• [What this task involves]
Retype every entry exactly, character for character.

• [Provided information]
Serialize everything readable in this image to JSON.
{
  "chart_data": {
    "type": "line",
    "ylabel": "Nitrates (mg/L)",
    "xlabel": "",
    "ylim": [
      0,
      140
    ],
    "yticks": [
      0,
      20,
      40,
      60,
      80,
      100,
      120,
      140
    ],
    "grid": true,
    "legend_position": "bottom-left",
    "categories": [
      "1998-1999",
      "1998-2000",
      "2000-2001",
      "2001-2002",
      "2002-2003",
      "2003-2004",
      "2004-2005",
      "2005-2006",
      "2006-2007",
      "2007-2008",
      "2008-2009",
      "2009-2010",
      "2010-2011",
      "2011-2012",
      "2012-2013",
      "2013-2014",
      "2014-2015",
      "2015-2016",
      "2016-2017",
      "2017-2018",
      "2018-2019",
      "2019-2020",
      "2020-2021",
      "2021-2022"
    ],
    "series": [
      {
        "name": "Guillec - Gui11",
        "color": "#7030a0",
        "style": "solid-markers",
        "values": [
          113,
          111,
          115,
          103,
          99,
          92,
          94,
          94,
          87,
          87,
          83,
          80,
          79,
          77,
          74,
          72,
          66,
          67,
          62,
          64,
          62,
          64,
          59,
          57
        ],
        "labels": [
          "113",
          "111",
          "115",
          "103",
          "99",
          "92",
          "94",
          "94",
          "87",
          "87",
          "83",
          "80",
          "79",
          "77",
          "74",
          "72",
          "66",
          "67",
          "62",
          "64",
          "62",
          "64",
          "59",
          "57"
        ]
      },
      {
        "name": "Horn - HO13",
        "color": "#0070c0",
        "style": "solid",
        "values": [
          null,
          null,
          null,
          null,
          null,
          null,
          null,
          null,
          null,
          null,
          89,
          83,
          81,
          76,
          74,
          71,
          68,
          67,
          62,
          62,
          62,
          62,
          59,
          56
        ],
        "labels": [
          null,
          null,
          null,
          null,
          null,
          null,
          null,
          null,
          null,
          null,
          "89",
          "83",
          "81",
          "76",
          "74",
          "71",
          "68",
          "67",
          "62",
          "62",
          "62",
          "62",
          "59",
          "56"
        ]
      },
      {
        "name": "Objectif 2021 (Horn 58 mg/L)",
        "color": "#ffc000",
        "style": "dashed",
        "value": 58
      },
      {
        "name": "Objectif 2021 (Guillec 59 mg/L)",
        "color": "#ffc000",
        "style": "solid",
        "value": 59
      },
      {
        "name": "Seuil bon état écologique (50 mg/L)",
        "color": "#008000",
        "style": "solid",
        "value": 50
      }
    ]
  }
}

• [Full answer]
Serialize everything readable in this image to JSON.
{
  "chart_data": {
    "type": "line",
    "ylabel": "Nitrates (mg/L)",
    "xlabel": "",
    "ylim": [
      0,
      140
    ],
    "yticks": [
      0,
      20,
      40,
      60,
      80,
      100,
      120,
      140
    ],
    "grid": true,
    "legend_position": "bottom-left",
    "categories": [
      "1998-1999",
      "1998-2000",
      "2000-2001",
      "2001-2002",
      "2002-2003",
      "2003-2004",
      "2004-2005",
      "2005-2006",
      "2006-2007",
      "2007-2008",
      "2008-2009",
      "2009-2010",
      "2010-2011",
      "2011-2012",
      "2012-2013",
      "2013-2014",
      "2014-2015",
      "2015-2016",
      "2016-2017",
      "2017-2018",
      "2018-2019",
      "2019-2020",
      "2020-2021",
      "2021-2022"
    ],
    "series": [
      {
        "name": "Guillec - Gui11",
        "color": "#7030a0",
        "style": "solid-markers",
        "values": [
          113,
          111,
          115,
          103,
          99,
          92,
          94,
          94,
          87,
          87,
          83,
          80,
          79,
          77,
          74,
          72,
          66,
          67,
          62,
          64,
          62,
          64,
          59,
          57
        ],
        "labels": [
          "113",
          "111",
          "115",
          "103",
          "99",
          "92",
          "94",
          "94",
          "87",
          "87",
          "83",
          "80",
          "79",
          "77",
          "74",
          "72",
          "66",
          "67",
          "62",
          "64",
          "62",
          "64",
          "59",
          "57"
        ]
      },
      {
        "name": "Horn - HO13",
        "color": "#0070c0",
        "style": "solid",
        "values": [
          null,
          null,
          null,
          null,
          null,
          null,
          null,
          null,
          null,
          null,
          89,
          83,
          81,
          76,
          74,
          71,
          68,
          67,
          62,
          62,
          62,
          62,
          59,
          56
        ],
        "labels": [
          null,
          null,
          null,
          null,
          null,
          null,
          null,
          null,
          null,
          null,
          "89",
          "83",
          "81",
          "76",
          "74",
          "71",
          "68",
          "67",
          "62",
          "62",
          "62",
          "62",
          "59",
          "56"
        ]
      },
      {
        "name": "Objectif 2021 (Horn 58 mg/L)",
        "color": "#ffc000",
        "style": "dashed",
        "value": 58
      },
      {
        "name": "Objectif 2021 (Guillec 59 mg/L)",
        "color": "#ffc000",
        "style": "solid",
        "value": 59
      },
      {
        "name": "Seuil bon état écologique (50 mg/L)",
        "color": "#008000",
        "style": "solid",
        "value": 50
      }
    ]
  }
}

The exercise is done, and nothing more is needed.